Description of the task> How many lines in the listing below include the word "otázku"? Reply with the count alone.

Excerpted records>
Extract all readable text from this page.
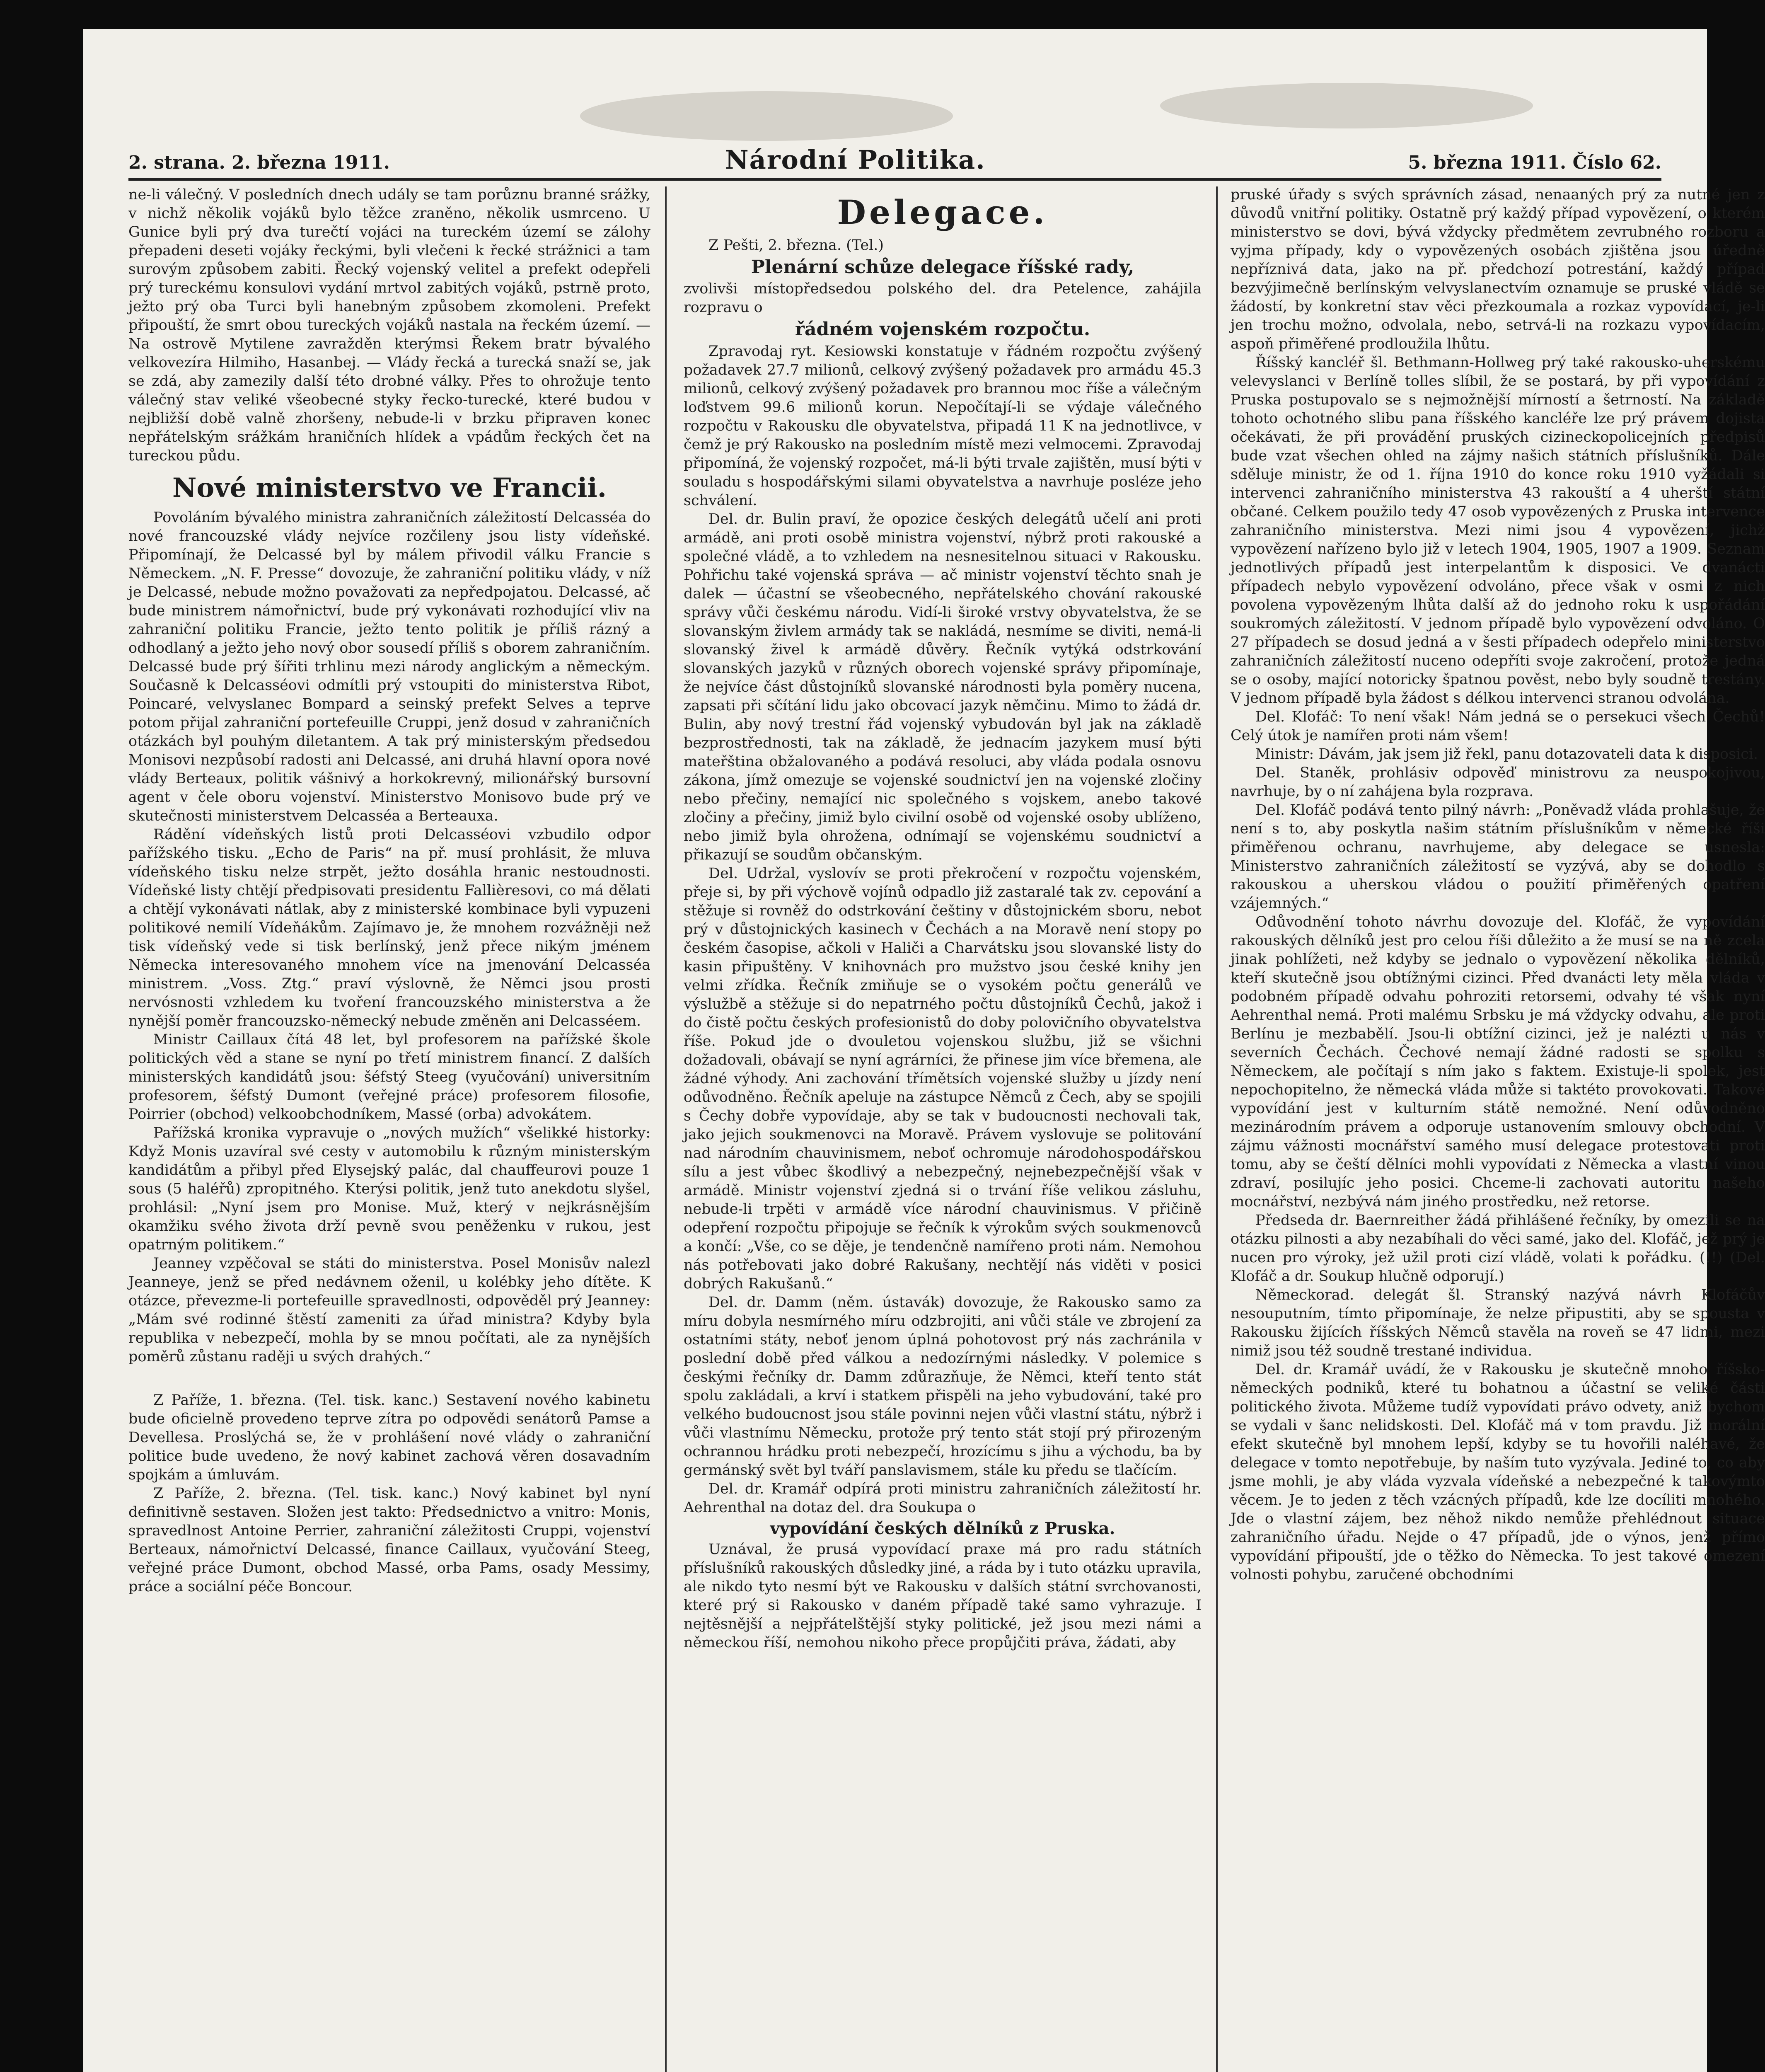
2. strana. 2. března 1911.	Národní Politika.	5. března 1911. Číslo 62.

ne-li válečný. V posledních dnech udály se tam porůznu branné srážky, v nichž několik vojáků bylo těžce zraněno, několik usmrceno. U Gunice byli prý dva turečtí vojáci na tureckém území se zálohy přepadeni deseti vojáky řeckými, byli vlečeni k řecké strážnici a tam surovým způsobem zabiti. Řecký vojenský velitel a prefekt odepřeli prý tureckému konsulovi vydání mrtvol zabitých vojáků, pstrně proto, ježto prý oba Turci byli hanebným způsobem zkomoleni. Prefekt připouští, že smrt obou tureckých vojáků nastala na řeckém území. — Na ostrově Mytilene zavražděn kterýmsi Řekem bratr bývalého velkovezíra Hilmiho, Hasanbej. — Vlády řecká a turecká snaží se, jak se zdá, aby zamezily další této drobné války. Přes to ohrožuje tento válečný stav veliké všeobecné styky řecko-turecké, které budou v nejbližší době valně zhoršeny, nebude-li v brzku připraven konec nepřátelským srážkám hraničních hlídek a vpádům řeckých čet na tureckou půdu.

Nové ministerstvo ve Francii.

Povoláním bývalého ministra zahraničních záležitostí Delcasséa do nové francouzské vlády nejvíce rozčileny jsou listy vídeňské. Připomínají, že Delcassé byl by málem přivodil válku Francie s Německem. „N. F. Presse“ dovozuje, že zahraniční politiku vlády, v níž je Delcassé, nebude možno považovati za nepředpojatou. Delcassé, ač bude ministrem námořnictví, bude prý vykonávati rozhodující vliv na zahraniční politiku Francie, ježto tento politik je příliš rázný a odhodlaný a ježto jeho nový obor sousedí příliš s oborem zahraničním. Delcassé bude prý šířiti trhlinu mezi národy anglickým a německým. Současně k Delcasséovi odmítli prý vstoupiti do ministerstva Ribot, Poincaré, velvyslanec Bompard a seinský prefekt Selves a teprve potom přijal zahraniční portefeuille Cruppi, jenž dosud v zahraničních otázkách byl pouhým diletantem. A tak prý ministerským předsedou Monisovi nezpůsobí radosti ani Delcassé, ani druhá hlavní opora nové vlády Berteaux, politik vášnivý a horkokrevný, milionářský bursovní agent v čele oboru vojenství. Ministerstvo Monisovo bude prý ve skutečnosti ministerstvem Delcasséa a Berteauxa.

Rádění vídeňských listů proti Delcasséovi vzbudilo odpor pařížského tisku. „Echo de Paris“ na př. musí prohlásit, že mluva vídeňského tisku nelze strpět, ježto dosáhla hranic nestoudnosti. Vídeňské listy chtějí předpisovati presidentu Fallièresovi, co má dělati a chtějí vykonávati nátlak, aby z ministerské kombinace byli vypuzeni politikové nemilí Vídeňákům. Zajímavo je, že mnohem rozvážněji než tisk vídeňský vede si tisk berlínský, jenž přece nikým jménem Německa interesovaného mnohem více na jmenování Delcasséa ministrem. „Voss. Ztg.“ praví výslovně, že Němci jsou prosti nervósnosti vzhledem ku tvoření francouzského ministerstva a že nynější poměr francouzsko-německý nebude změněn ani Delcasséem.

Ministr Caillaux čítá 48 let, byl profesorem na pařížské škole politických věd a stane se nyní po třetí ministrem financí. Z dalších ministerských kandidátů jsou: šéfstý Steeg (vyučování) universitním profesorem, šéfstý Dumont (veřejné práce) profesorem filosofie, Poirrier (obchod) velkoobchodníkem, Massé (orba) advokátem.

Pařížská kronika vypravuje o „nových mužích“ všelikké historky: Když Monis uzavíral své cesty v automobilu k různým ministerským kandidátům a přibyl před Elysejský palác, dal chauffeurovi pouze 1 sous (5 haléřů) zpropitného. Kterýsi politik, jenž tuto anekdotu slyšel, prohlásil: „Nyní jsem pro Monise. Muž, který v nejkrásnějším okamžiku svého života drží pevně svou peněženku v rukou, jest opatrným politikem.“

Jeanney vzpěčoval se státi do ministerstva. Posel Monisův nalezl Jeanneye, jenž se před nedávnem oženil, u kolébky jeho dítěte. K otázce, převezme-li portefeuille spravedlnosti, odpověděl prý Jeanney: „Mám své rodinné štěstí zameniti za úřad ministra? Kdyby byla republika v nebezpečí, mohla by se mnou počítati, ale za nynějších poměrů zůstanu raději u svých drahých.“

Z Paříže, 1. března. (Tel. tisk. kanc.) Sestavení nového kabinetu bude oficielně provedeno teprve zítra po odpovědi senátorů Pamse a Devellesa. Proslýchá se, že v prohlášení nové vlády o zahraniční politice bude uvedeno, že nový kabinet zachová věren dosavadním spojkám a úmluvám.

Z Paříže, 2. března. (Tel. tisk. kanc.) Nový kabinet byl nyní definitivně sestaven. Složen jest takto: Předsednictvo a vnitro: Monis, spravedlnost Antoine Perrier, zahraniční záležitosti Cruppi, vojenství Berteaux, námořnictví Delcassé, finance Caillaux, vyučování Steeg, veřejné práce Dumont, obchod Massé, orba Pams, osady Messimy, práce a sociální péče Boncour.

Delegace.

Z Pešti, 2. března. (Tel.)

Plenární schůze delegace říšské rady,

zvolivši místopředsedou polského del. dra Petelence, zahájila rozpravu o

řádném vojenském rozpočtu.

Zpravodaj ryt. Kesiowski konstatuje v řádném rozpočtu zvýšený požadavek 27.7 milionů, celkový zvýšený požadavek pro armádu 45.3 milionů, celkový zvýšený požadavek pro brannou moc říše a válečným loďstvem 99.6 milionů korun. Nepočítají-li se výdaje válečného rozpočtu v Rakousku dle obyvatelstva, připadá 11 K na jednotlivce, v čemž je prý Rakousko na posledním místě mezi velmocemi. Zpravodaj připomíná, že vojenský rozpočet, má-li býti trvale zajištěn, musí býti v souladu s hospodářskými silami obyvatelstva a navrhuje posléze jeho schválení.

Del. dr. Bulin praví, že opozice českých delegátů učelí ani proti armádě, ani proti osobě ministra vojenství, nýbrž proti rakouské a společné vládě, a to vzhledem na nesnesitelnou situaci v Rakousku. Pohřichu také vojenská správa — ač ministr vojenství těchto snah je dalek — účastní se všeobecného, nepřátelského chování rakouské správy vůči českému národu. Vidí-li široké vrstvy obyvatelstva, že se slovanským živlem armády tak se nakládá, nesmíme se diviti, nemá-li slovanský živel k armádě důvěry. Řečník vytýká odstrkování slovanských jazyků v různých oborech vojenské správy připomínaje, že nejvíce část důstojníků slovanské národnosti byla poměry nucena, zapsati při sčítání lidu jako obcovací jazyk němčinu. Mimo to žádá dr. Bulin, aby nový trestní řád vojenský vybudován byl jak na základě bezprostřednosti, tak na základě, že jednacím jazykem musí býti mateřština obžalovaného a podává resoluci, aby vláda podala osnovu zákona, jímž omezuje se vojenské soudnictví jen na vojenské zločiny nebo přečiny, nemající nic společného s vojskem, anebo takové zločiny a přečiny, jimiž bylo civilní osobě od vojenské osoby ublíženo, nebo jimiž byla ohrožena, odnímají se vojenskému soudnictví a přikazují se soudům občanským.

Del. Udržal, vyslovív se proti překročení v rozpočtu vojenském, přeje si, by při výchově vojínů odpadlo již zastaralé tak zv. cepování a stěžuje si rovněž do odstrkování češtiny v důstojnickém sboru, nebot prý v důstojnických kasinech v Čechách a na Moravě není stopy po českém časopise, ačkoli v Haliči a Charvátsku jsou slovanské listy do kasin připuštěny. V knihovnách pro mužstvo jsou české knihy jen velmi zřídka. Řečník zmiňuje se o vysokém počtu generálů ve výslužbě a stěžuje si do nepatrného počtu důstojníků Čechů, jakož i do čistě počtu českých profesionistů do doby polovičního obyvatelstva říše. Pokud jde o dvouletou vojenskou službu, již se všichni dožadovali, obávají se nyní agrárníci, že přinese jim více břemena, ale žádné výhody. Ani zachování třímětsích vojenské služby u jízdy není odůvodněno. Řečník apeluje na zástupce Němců z Čech, aby se spojili s Čechy dobře vypovídaje, aby se tak v budoucnosti nechovali tak, jako jejich soukmenovci na Moravě. Právem vyslovuje se politování nad národním chauvinismem, neboť ochromuje národohospodářskou sílu a jest vůbec škodlivý a nebezpečný, nejnebezpečnější však v armádě. Ministr vojenství zjedná si o trvání říše velikou zásluhu, nebude-li trpěti v armádě více národní chauvinismus. V přičině odepření rozpočtu připojuje se řečník k výrokům svých soukmenovců a končí: „Vše, co se děje, je tendenčně namířeno proti nám. Nemohou nás potřebovati jako dobré Rakušany, nechtějí nás viděti v posici dobrých Rakušanů.“

Del. dr. Damm (něm. ústavák) dovozuje, že Rakousko samo za míru dobyla nesmírného míru odzbrojiti, ani vůči stále ve zbrojení za ostatními státy, neboť jenom úplná pohotovost prý nás zachránila v poslední době před válkou a nedozírnými následky. V polemice s českými řečníky dr. Damm zdůrazňuje, že Němci, kteří tento stát spolu zakládali, a krví i statkem přispěli na jeho vybudování, také pro velkého budoucnost jsou stále povinni nejen vůči vlastní státu, nýbrž i vůči vlastnímu Německu, protože prý tento stát stojí prý přirozeným ochrannou hrádku proti nebezpečí, hrozícímu s jihu a východu, ba by germánský svět byl tváří panslavismem, stále ku předu se tlačícím.

Del. dr. Kramář odpírá proti ministru zahraničních záležitostí hr. Aehrenthal na dotaz del. dra Soukupa o

vypovídání českých dělníků z Pruska.

Uznával, že prusá vypovídací praxe má pro radu státních příslušníků rakouských důsledky jiné, a ráda by i tuto otázku upravila, ale nikdo tyto nesmí být ve Rakousku v dalších státní svrchovanosti, které prý si Rakousko v daném případě také samo vyhrazuje. I nejtěsnější a nejpřátelštější styky politické, jež jsou mezi námi a německou říší, nemohou nikoho přece propůjčiti práva, žádati, aby

pruské úřady s svých správních zásad, nenaaných prý za nutné jen z důvodů vnitřní politiky. Ostatně prý každý případ vypovězení, o kterém ministerstvo se dovi, bývá vždycky předmětem zevrubného rozboru a vyjma případy, kdy o vypovězených osobách zjištěna jsou úředně nepříznivá data, jako na př. předchozí potrestání, každý případ bezvýjimečně berlínským velvyslanectvím oznamuje se pruské vládě se žádostí, by konkretní stav věci přezkoumala a rozkaz vypovídací, je-li jen trochu možno, odvolala, nebo, setrvá-li na rozkazu vypovídacím, aspoň přiměřené prodloužila lhůtu.

Říšský kancléř šl. Bethmann-Hollweg prý také rakousko-uherskému velevyslanci v Berlíně tolles slíbil, že se postará, by při vypovídání z Pruska postupovalo se s nejmožnější mírností a šetrností. Na základě tohoto ochotného slibu pana říšského kancléře lze prý právem dojista očekávati, že při provádění pruských cizineckopolicejních předpisů bude vzat všechen ohled na zájmy našich státních příslušníků. Dále sděluje ministr, že od 1. října 1910 do konce roku 1910 vyžádali si intervenci zahraničního ministerstva 43 rakouští a 4 uherští státní občané. Celkem použilo tedy 47 osob vypovězených z Pruska intervence zahraničního ministerstva. Mezi nimi jsou 4 vypovězení, jichž vypovězení nařízeno bylo již v letech 1904, 1905, 1907 a 1909. Seznam jednotlivých případů jest interpelantům k disposici. Ve dvanácti případech nebylo vypovězení odvoláno, přece však v osmi z nich povolena vypovězeným lhůta další až do jednoho roku k uspořádání soukromých záležitostí. V jednom případě bylo vypovězení odvoláno. O 27 případech se dosud jedná a v šesti případech odepřelo ministerstvo zahraničních záležitostí nuceno odepříti svoje zakročení, protože jedná se o osoby, mající notoricky špatnou pověst, nebo byly soudně trestány. V jednom případě byla žádost s délkou intervenci stranou odvolána.

Del. Klofáč: To není však! Nám jedná se o persekuci všech Čechů! Celý útok je namířen proti nám všem!

Ministr: Dávám, jak jsem již řekl, panu dotazovateli data k disposici.

Del. Staněk, prohlásiv odpověď ministrovu za neuspokojivou, navrhuje, by o ní zahájena byla rozprava.

Del. Klofáč podává tento pilný návrh: „Poněvadž vláda prohlašuje, že není s to, aby poskytla našim státním příslušníkům v německé říši přiměřenou ochranu, navrhujeme, aby delegace se usnesla: Ministerstvo zahraničních záležitostí se vyzývá, aby se dohodlo s rakouskou a uherskou vládou o použití přiměřených opatření vzájemných.“

Odůvodnění tohoto návrhu dovozuje del. Klofáč, že vypovídání rakouských dělníků jest pro celou říši důležito a že musí se na ně zcela jinak pohlížeti, než kdyby se jednalo o vypovězení několika dělníků, kteří skutečně jsou obtížnými cizinci. Před dvanácti lety měla vláda v podobném případě odvahu pohroziti retorsemi, odvahy té však nyní Aehrenthal nemá. Proti malému Srbsku je má vždycky odvahu, ale proti Berlínu je mezbabělí. Jsou-li obtížní cizinci, jež je nalézti u nás v severních Čechách. Čechové nemají žádné radosti se spolku s Německem, ale počítají s ním jako s faktem. Existuje-li spolek, jest nepochopitelno, že německá vláda může si taktéto provokovati. Takové vypovídání jest v kulturním státě nemožné. Není odůvodněno mezinárodním právem a odporuje ustanovením smlouvy obchodní. V zájmu vážnosti mocnářství samého musí delegace protestovati proti tomu, aby se čeští dělníci mohli vypovídati z Německa a vlastní vinou zdraví, posilujíc jeho posici. Chceme-li zachovati autoritu našeho mocnářství, nezbývá nám jiného prostředku, než retorse.

Předseda dr. Baernreither žádá přihlášené řečníky, by omezili se na otázku pilnosti a aby nezabíhali do věci samé, jako del. Klofáč, jež prý je nucen pro výroky, jež užil proti cizí vládě, volati k pořádku. (!!) (Del. Klofáč a dr. Soukup hlučně odporují.)

Německorad. delegát šl. Stranský nazývá návrh Klofáčův nesouputním, tímto připomínaje, že nelze připustiti, aby se spousta v Rakousku žijících říšských Němců stavěla na roveň se 47 lidmi, mezi nimiž jsou též soudně trestané individua.

Del. dr. Kramář uvádí, že v Rakousku je skutečně mnoho říšsko-německých podniků, které tu bohatnou a účastní se veliké části politického života. Můžeme tudíž vypovídati právo odvety, aniž bychom se vydali v šanc nelidskosti. Del. Klofáč má v tom pravdu. Již morální efekt skutečně byl mnohem lepší, kdyby se tu hovořili naléhavé, že delegace v tomto nepotřebuje, by naším tuto vyzývala. Jediné to, co aby jsme mohli, je aby vláda vyzvala vídeňské a nebezpečné k takovýmto věcem. Je to jeden z těch vzácných případů, kde lze docíliti mnohého. Jde o vlastní zájem, bez něhož nikdo nemůže přehlédnout situace zahraničního úřadu. Nejde o 47 případů, jde o výnos, jenž přímo vypovídání připouští, jde o těžko do Německa. To jest takové omezení volnosti pohybu, zaručené obchodními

Solved exercise> 2